What this task involves
Only the pictures are left out: repeat the rest of the entries exactly.
---------- Material provided ----------
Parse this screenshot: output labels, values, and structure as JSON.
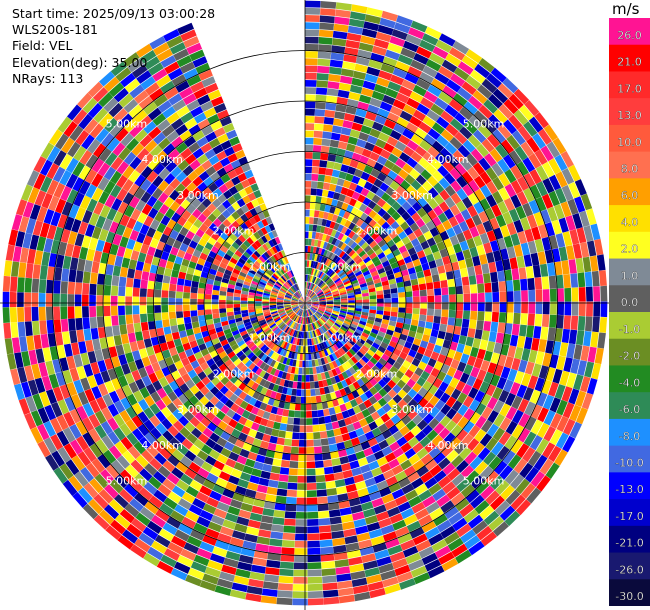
{
  "header": {
    "start_time": "Start time: 2025/09/13 03:00:28",
    "instrument": "WLS200s-181",
    "field": "Field: VEL",
    "elevation": "Elevation(deg): 35.00",
    "nrays": "NRays: 113"
  },
  "chart_data": {
    "type": "heatmap",
    "projection": "polar-ppi",
    "field": "VEL",
    "start_time": "2025/09/13 03:00:28",
    "elevation_deg": 35.0,
    "nrays": 113,
    "range_unit": "km",
    "range_rings": [
      {
        "value": 1.0,
        "label": "1.00km"
      },
      {
        "value": 2.0,
        "label": "2.00km"
      },
      {
        "value": 3.0,
        "label": "3.00km"
      },
      {
        "value": 4.0,
        "label": "4.00km"
      },
      {
        "value": 5.0,
        "label": "5.00km"
      }
    ],
    "max_range_km": 6.0,
    "missing_sector_deg": [
      338,
      360
    ],
    "colorbar": {
      "unit": "m/s",
      "levels": [
        {
          "value": "26.0",
          "color": "#ff1493"
        },
        {
          "value": "21.0",
          "color": "#ff0000"
        },
        {
          "value": "17.0",
          "color": "#ff2a2a"
        },
        {
          "value": "13.0",
          "color": "#ff3d3d"
        },
        {
          "value": "10.0",
          "color": "#ff5a3c"
        },
        {
          "value": "8.0",
          "color": "#ff7050"
        },
        {
          "value": "6.0",
          "color": "#ff9f00"
        },
        {
          "value": "4.0",
          "color": "#ffe000"
        },
        {
          "value": "2.0",
          "color": "#ffff20"
        },
        {
          "value": "1.0",
          "color": "#7f8a96"
        },
        {
          "value": "0.0",
          "color": "#5f5f5f"
        },
        {
          "value": "-1.0",
          "color": "#aacc33"
        },
        {
          "value": "-2.0",
          "color": "#6b8e23"
        },
        {
          "value": "-4.0",
          "color": "#228b22"
        },
        {
          "value": "-6.0",
          "color": "#2e8b57"
        },
        {
          "value": "-8.0",
          "color": "#1e90ff"
        },
        {
          "value": "-10.0",
          "color": "#4169e1"
        },
        {
          "value": "-13.0",
          "color": "#0000ff"
        },
        {
          "value": "-17.0",
          "color": "#0000cd"
        },
        {
          "value": "-21.0",
          "color": "#000080"
        },
        {
          "value": "-26.0",
          "color": "#191970"
        },
        {
          "value": "-30.0",
          "color": ""
        }
      ],
      "range": [
        -30.0,
        30.0
      ]
    }
  }
}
----------
Full response
Parse this screenshot: output labels, values, and structure as JSON.
{
  "header": {
    "start_time": "Start time: 2025/09/13 03:00:28",
    "instrument": "WLS200s-181",
    "field": "Field: VEL",
    "elevation": "Elevation(deg): 35.00",
    "nrays": "NRays: 113"
  },
  "chart_data": {
    "type": "heatmap",
    "projection": "polar-ppi",
    "field": "VEL",
    "start_time": "2025/09/13 03:00:28",
    "elevation_deg": 35.0,
    "nrays": 113,
    "range_unit": "km",
    "range_rings": [
      {
        "value": 1.0,
        "label": "1.00km"
      },
      {
        "value": 2.0,
        "label": "2.00km"
      },
      {
        "value": 3.0,
        "label": "3.00km"
      },
      {
        "value": 4.0,
        "label": "4.00km"
      },
      {
        "value": 5.0,
        "label": "5.00km"
      }
    ],
    "max_range_km": 6.0,
    "missing_sector_deg": [
      338,
      360
    ],
    "colorbar": {
      "unit": "m/s",
      "levels": [
        {
          "value": "26.0",
          "color": "#ff1493"
        },
        {
          "value": "21.0",
          "color": "#ff0000"
        },
        {
          "value": "17.0",
          "color": "#ff2a2a"
        },
        {
          "value": "13.0",
          "color": "#ff3d3d"
        },
        {
          "value": "10.0",
          "color": "#ff5a3c"
        },
        {
          "value": "8.0",
          "color": "#ff7050"
        },
        {
          "value": "6.0",
          "color": "#ff9f00"
        },
        {
          "value": "4.0",
          "color": "#ffe000"
        },
        {
          "value": "2.0",
          "color": "#ffff20"
        },
        {
          "value": "1.0",
          "color": "#7f8a96"
        },
        {
          "value": "0.0",
          "color": "#5f5f5f"
        },
        {
          "value": "-1.0",
          "color": "#aacc33"
        },
        {
          "value": "-2.0",
          "color": "#6b8e23"
        },
        {
          "value": "-4.0",
          "color": "#228b22"
        },
        {
          "value": "-6.0",
          "color": "#2e8b57"
        },
        {
          "value": "-8.0",
          "color": "#1e90ff"
        },
        {
          "value": "-10.0",
          "color": "#4169e1"
        },
        {
          "value": "-13.0",
          "color": "#0000ff"
        },
        {
          "value": "-17.0",
          "color": "#0000cd"
        },
        {
          "value": "-21.0",
          "color": "#000080"
        },
        {
          "value": "-26.0",
          "color": "#191970"
        },
        {
          "value": "-30.0",
          "color": ""
        }
      ],
      "range": [
        -30.0,
        30.0
      ]
    }
  }
}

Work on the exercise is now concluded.